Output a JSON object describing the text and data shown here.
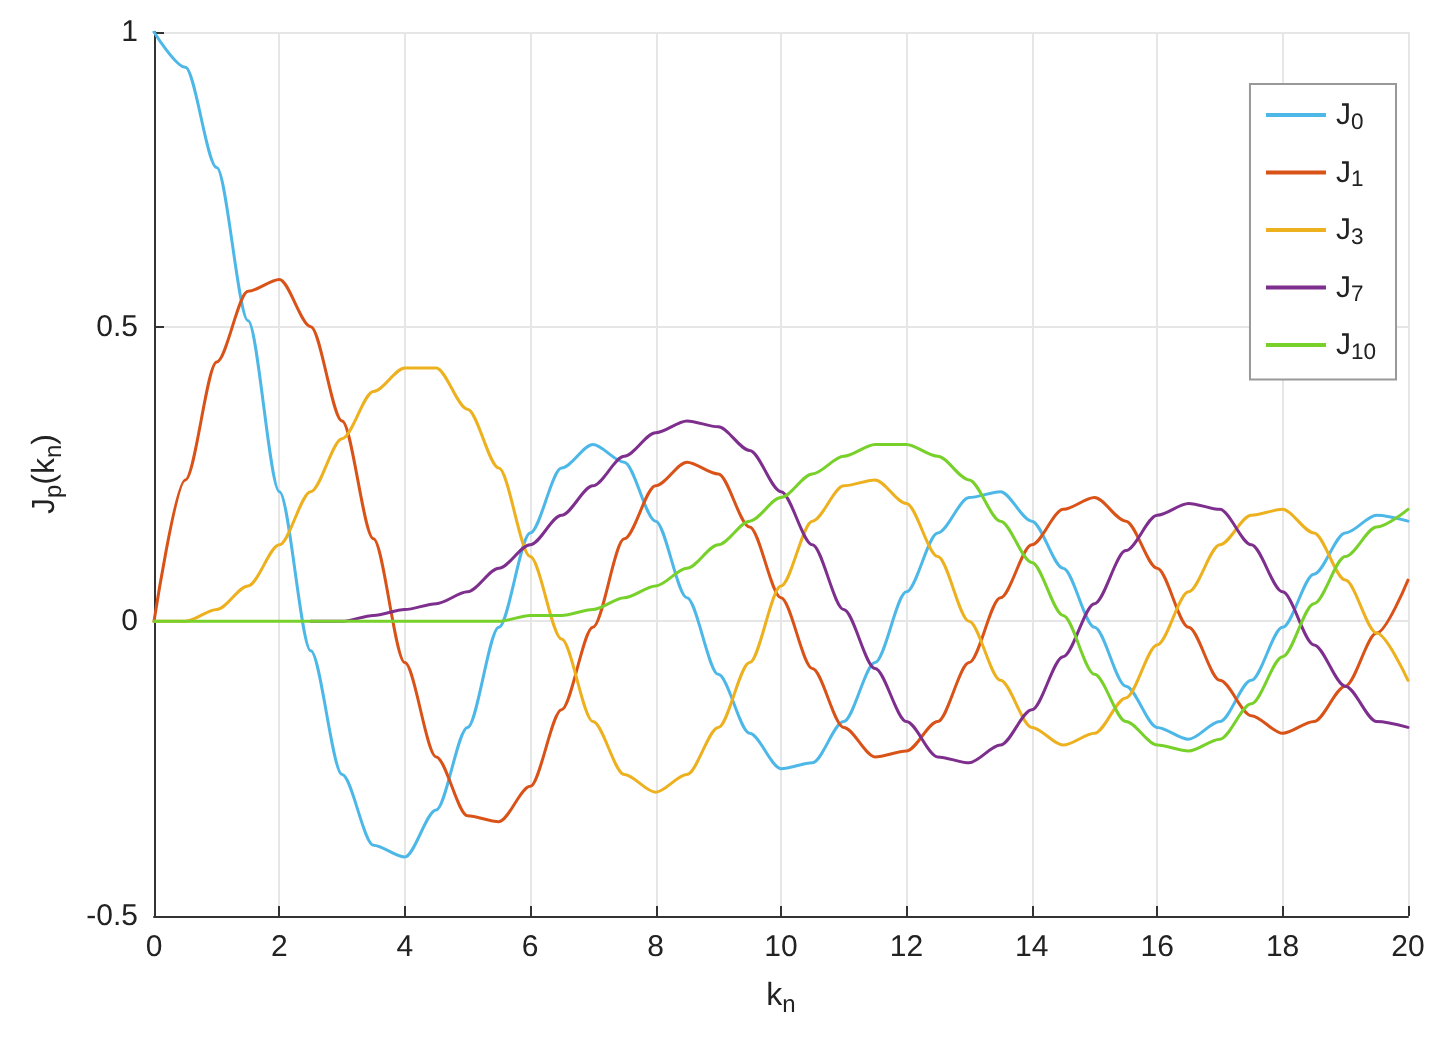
{
  "chart_data": {
    "type": "line",
    "xlabel": "k$_{n}$",
    "ylabel": "J$_{p}$(k$_{n}$)",
    "x": [
      0,
      0.5,
      1,
      1.5,
      2,
      2.5,
      3,
      3.5,
      4,
      4.5,
      5,
      5.5,
      6,
      6.5,
      7,
      7.5,
      8,
      8.5,
      9,
      9.5,
      10,
      10.5,
      11,
      11.5,
      12,
      12.5,
      13,
      13.5,
      14,
      14.5,
      15,
      15.5,
      16,
      16.5,
      17,
      17.5,
      18,
      18.5,
      19,
      19.5,
      20
    ],
    "series": [
      {
        "name": "J$_{0}$",
        "color": "#4db8e8",
        "values": [
          1,
          0.94,
          0.77,
          0.51,
          0.22,
          -0.05,
          -0.26,
          -0.38,
          -0.4,
          -0.32,
          -0.18,
          -0.01,
          0.15,
          0.26,
          0.3,
          0.27,
          0.17,
          0.04,
          -0.09,
          -0.19,
          -0.25,
          -0.24,
          -0.17,
          -0.07,
          0.05,
          0.15,
          0.21,
          0.22,
          0.17,
          0.09,
          -0.01,
          -0.11,
          -0.18,
          -0.2,
          -0.17,
          -0.1,
          -0.01,
          0.08,
          0.15,
          0.18,
          0.17
        ]
      },
      {
        "name": "J$_{1}$",
        "color": "#d95319",
        "values": [
          0,
          0.24,
          0.44,
          0.56,
          0.58,
          0.5,
          0.34,
          0.14,
          -0.07,
          -0.23,
          -0.33,
          -0.34,
          -0.28,
          -0.15,
          -0.01,
          0.14,
          0.23,
          0.27,
          0.25,
          0.16,
          0.04,
          -0.08,
          -0.18,
          -0.23,
          -0.22,
          -0.17,
          -0.07,
          0.04,
          0.13,
          0.19,
          0.21,
          0.17,
          0.09,
          -0.01,
          -0.1,
          -0.16,
          -0.19,
          -0.17,
          -0.11,
          -0.02,
          0.07
        ]
      },
      {
        "name": "J$_{3}$",
        "color": "#edb120",
        "values": [
          0,
          0,
          0.02,
          0.06,
          0.13,
          0.22,
          0.31,
          0.39,
          0.43,
          0.43,
          0.36,
          0.26,
          0.11,
          -0.03,
          -0.17,
          -0.26,
          -0.29,
          -0.26,
          -0.18,
          -0.07,
          0.06,
          0.17,
          0.23,
          0.24,
          0.2,
          0.11,
          0,
          -0.1,
          -0.18,
          -0.21,
          -0.19,
          -0.13,
          -0.04,
          0.05,
          0.13,
          0.18,
          0.19,
          0.15,
          0.07,
          -0.02,
          -0.1
        ]
      },
      {
        "name": "J$_{7}$",
        "color": "#7e2f8e",
        "values": [
          null,
          null,
          null,
          null,
          null,
          0,
          0,
          0.01,
          0.02,
          0.03,
          0.05,
          0.09,
          0.13,
          0.18,
          0.23,
          0.28,
          0.32,
          0.34,
          0.33,
          0.29,
          0.22,
          0.13,
          0.02,
          -0.08,
          -0.17,
          -0.23,
          -0.24,
          -0.21,
          -0.15,
          -0.06,
          0.03,
          0.12,
          0.18,
          0.2,
          0.19,
          0.13,
          0.05,
          -0.04,
          -0.11,
          -0.17,
          -0.18
        ]
      },
      {
        "name": "J$_{10}$",
        "color": "#77d12a",
        "values": [
          0,
          0,
          0,
          0,
          0,
          0,
          0,
          0,
          0,
          0,
          0,
          0,
          0.01,
          0.01,
          0.02,
          0.04,
          0.06,
          0.09,
          0.13,
          0.17,
          0.21,
          0.25,
          0.28,
          0.3,
          0.3,
          0.28,
          0.24,
          0.17,
          0.1,
          0.01,
          -0.09,
          -0.17,
          -0.21,
          -0.22,
          -0.2,
          -0.14,
          -0.06,
          0.03,
          0.11,
          0.16,
          0.19
        ]
      }
    ],
    "xlim": [
      0,
      20
    ],
    "xticks": [
      0,
      2,
      4,
      6,
      8,
      10,
      12,
      14,
      16,
      18,
      20
    ],
    "ylim": [
      -0.5,
      1
    ],
    "yticks": [
      -0.5,
      0,
      0.5,
      1
    ],
    "grid": true,
    "legend": "top right",
    "marker": "none",
    "line_style": "solid"
  }
}
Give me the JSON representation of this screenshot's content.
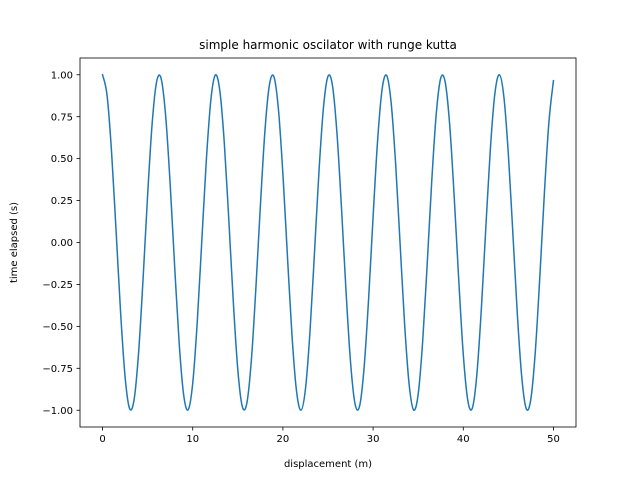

# # #

→ **What you should do**:
Produce an exact copy of each line of data, skipping embedded images.

→ **Completed exercise**:
Output a JSON object describing the text and data shown here.
{
  "chart_data": {
    "type": "line",
    "xlabel": "k$_{n}$",
    "ylabel": "J$_{p}$(k$_{n}$)",
    "x": [
      0,
      0.5,
      1,
      1.5,
      2,
      2.5,
      3,
      3.5,
      4,
      4.5,
      5,
      5.5,
      6,
      6.5,
      7,
      7.5,
      8,
      8.5,
      9,
      9.5,
      10,
      10.5,
      11,
      11.5,
      12,
      12.5,
      13,
      13.5,
      14,
      14.5,
      15,
      15.5,
      16,
      16.5,
      17,
      17.5,
      18,
      18.5,
      19,
      19.5,
      20
    ],
    "series": [
      {
        "name": "J$_{0}$",
        "color": "#4db8e8",
        "values": [
          1,
          0.94,
          0.77,
          0.51,
          0.22,
          -0.05,
          -0.26,
          -0.38,
          -0.4,
          -0.32,
          -0.18,
          -0.01,
          0.15,
          0.26,
          0.3,
          0.27,
          0.17,
          0.04,
          -0.09,
          -0.19,
          -0.25,
          -0.24,
          -0.17,
          -0.07,
          0.05,
          0.15,
          0.21,
          0.22,
          0.17,
          0.09,
          -0.01,
          -0.11,
          -0.18,
          -0.2,
          -0.17,
          -0.1,
          -0.01,
          0.08,
          0.15,
          0.18,
          0.17
        ]
      },
      {
        "name": "J$_{1}$",
        "color": "#d95319",
        "values": [
          0,
          0.24,
          0.44,
          0.56,
          0.58,
          0.5,
          0.34,
          0.14,
          -0.07,
          -0.23,
          -0.33,
          -0.34,
          -0.28,
          -0.15,
          -0.01,
          0.14,
          0.23,
          0.27,
          0.25,
          0.16,
          0.04,
          -0.08,
          -0.18,
          -0.23,
          -0.22,
          -0.17,
          -0.07,
          0.04,
          0.13,
          0.19,
          0.21,
          0.17,
          0.09,
          -0.01,
          -0.1,
          -0.16,
          -0.19,
          -0.17,
          -0.11,
          -0.02,
          0.07
        ]
      },
      {
        "name": "J$_{3}$",
        "color": "#edb120",
        "values": [
          0,
          0,
          0.02,
          0.06,
          0.13,
          0.22,
          0.31,
          0.39,
          0.43,
          0.43,
          0.36,
          0.26,
          0.11,
          -0.03,
          -0.17,
          -0.26,
          -0.29,
          -0.26,
          -0.18,
          -0.07,
          0.06,
          0.17,
          0.23,
          0.24,
          0.2,
          0.11,
          0,
          -0.1,
          -0.18,
          -0.21,
          -0.19,
          -0.13,
          -0.04,
          0.05,
          0.13,
          0.18,
          0.19,
          0.15,
          0.07,
          -0.02,
          -0.1
        ]
      },
      {
        "name": "J$_{7}$",
        "color": "#7e2f8e",
        "values": [
          null,
          null,
          null,
          null,
          null,
          0,
          0,
          0.01,
          0.02,
          0.03,
          0.05,
          0.09,
          0.13,
          0.18,
          0.23,
          0.28,
          0.32,
          0.34,
          0.33,
          0.29,
          0.22,
          0.13,
          0.02,
          -0.08,
          -0.17,
          -0.23,
          -0.24,
          -0.21,
          -0.15,
          -0.06,
          0.03,
          0.12,
          0.18,
          0.2,
          0.19,
          0.13,
          0.05,
          -0.04,
          -0.11,
          -0.17,
          -0.18
        ]
      },
      {
        "name": "J$_{10}$",
        "color": "#77d12a",
        "values": [
          0,
          0,
          0,
          0,
          0,
          0,
          0,
          0,
          0,
          0,
          0,
          0,
          0.01,
          0.01,
          0.02,
          0.04,
          0.06,
          0.09,
          0.13,
          0.17,
          0.21,
          0.25,
          0.28,
          0.3,
          0.3,
          0.28,
          0.24,
          0.17,
          0.1,
          0.01,
          -0.09,
          -0.17,
          -0.21,
          -0.22,
          -0.2,
          -0.14,
          -0.06,
          0.03,
          0.11,
          0.16,
          0.19
        ]
      }
    ],
    "xlim": [
      0,
      20
    ],
    "xticks": [
      0,
      2,
      4,
      6,
      8,
      10,
      12,
      14,
      16,
      18,
      20
    ],
    "ylim": [
      -0.5,
      1
    ],
    "yticks": [
      -0.5,
      0,
      0.5,
      1
    ],
    "grid": true,
    "legend": "top right",
    "marker": "none",
    "line_style": "solid"
  }
}
Give me the JSON representation of this screenshot's content.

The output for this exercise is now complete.